- Exercise requirements -
Locate the lines of the listing below that hold "image", then copy each of them.

- Information provided -
----
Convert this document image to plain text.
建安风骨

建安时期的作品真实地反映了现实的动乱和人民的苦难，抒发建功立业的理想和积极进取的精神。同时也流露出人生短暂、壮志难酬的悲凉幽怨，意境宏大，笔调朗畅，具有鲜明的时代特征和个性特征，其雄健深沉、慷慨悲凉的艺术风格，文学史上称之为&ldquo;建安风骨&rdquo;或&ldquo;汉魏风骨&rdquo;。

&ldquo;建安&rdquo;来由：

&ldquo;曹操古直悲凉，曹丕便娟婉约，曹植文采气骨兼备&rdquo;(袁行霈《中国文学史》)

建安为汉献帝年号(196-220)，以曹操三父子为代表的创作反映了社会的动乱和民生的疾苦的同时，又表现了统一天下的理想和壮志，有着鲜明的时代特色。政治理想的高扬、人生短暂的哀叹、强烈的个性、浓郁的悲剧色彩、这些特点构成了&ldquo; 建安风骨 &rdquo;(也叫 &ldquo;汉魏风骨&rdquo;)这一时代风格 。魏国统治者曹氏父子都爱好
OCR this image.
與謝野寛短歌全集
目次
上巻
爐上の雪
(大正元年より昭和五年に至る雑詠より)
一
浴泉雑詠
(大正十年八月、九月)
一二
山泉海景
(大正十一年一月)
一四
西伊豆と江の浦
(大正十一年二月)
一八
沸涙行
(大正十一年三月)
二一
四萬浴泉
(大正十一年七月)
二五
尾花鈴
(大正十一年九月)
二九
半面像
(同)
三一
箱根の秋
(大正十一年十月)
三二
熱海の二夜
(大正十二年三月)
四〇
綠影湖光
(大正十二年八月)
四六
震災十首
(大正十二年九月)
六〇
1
----
- Output below -
Convert this document image to plain text.
OCR this image.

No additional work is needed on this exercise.